**EXCERPT TO READ**
..........

Re: 4.7 vs 5.2.1 SMP/UP bridging performance

From: Scott Long <scottl_at_freebsd.org>
Date: Fri, 07 May 2004 09:02:12 -0600
Robert Watson wrote:
> On Fri, 7 May 2004, Brad Knowles wrote:
> 
> 
>>At 10:55 PM -0400 2004/05/06, Robert Watson wrote:
>>
>>
>>> On occasion, I've had conversations with Peter Wemm about providing HAL
>>> modules with optimized versions of various common routines for specific
>>> hardware platforms.  However, that would require us to make a trade-off
>>> between the performance benefits of inlining and the performance benefits
>>> of a HAL module...
>>
>>	I'm confused.  Couldn't you just do this sort of stuff as
>>conditional macros, which would have both benefits? 
> 
> 
> Well, the goal of introducing HAL modules would be that you don't have to
> recompile the kernel in order to perform local hardware-specific
> optimization of low level routines.  I.e., you could substitute faster
> implementations of zeroing, synchronization, certain math routines, etc
> based on the CPU discovered at run-time.  While you can have switch
> statements, etc, it's faster just to relink the kernel to use the better
> implementation for the available CPU.  However, if you do that, you still
> end up with the function call cost, which might well out-weight the
> benefits of specialization.

..........

**COLLECTED DATA**
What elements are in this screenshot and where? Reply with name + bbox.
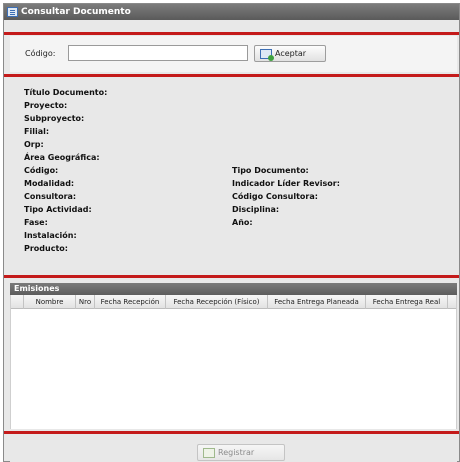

..........

Return the full mailing-list reply about bridging performance, word for word. The material comes from a different source than the mailing-list reply.

**ANSWER TO THE EXERCISE**
Re: 4.7 vs 5.2.1 SMP/UP bridging performance

From: Scott Long <scottl_at_freebsd.org>
Date: Fri, 07 May 2004 09:02:12 -0600
Robert Watson wrote:
> On Fri, 7 May 2004, Brad Knowles wrote:
> 
> 
>>At 10:55 PM -0400 2004/05/06, Robert Watson wrote:
>>
>>
>>> On occasion, I've had conversations with Peter Wemm about providing HAL
>>> modules with optimized versions of various common routines for specific
>>> hardware platforms.  However, that would require us to make a trade-off
>>> between the performance benefits of inlining and the performance benefits
>>> of a HAL module...
>>
>>	I'm confused.  Couldn't you just do this sort of stuff as
>>conditional macros, which would have both benefits? 
> 
> 
> Well, the goal of introducing HAL modules would be that you don't have to
> recompile the kernel in order to perform local hardware-specific
> optimization of low level routines.  I.e., you could substitute faster
> implementations of zeroing, synchronization, certain math routines, etc
> based on the CPU discovered at run-time.  While you can have switch
> statements, etc, it's faster just to relink the kernel to use the better
> implementation for the available CPU.  However, if you do that, you still
> end up with the function call cost, which might well out-weight the
> benefits of specialization.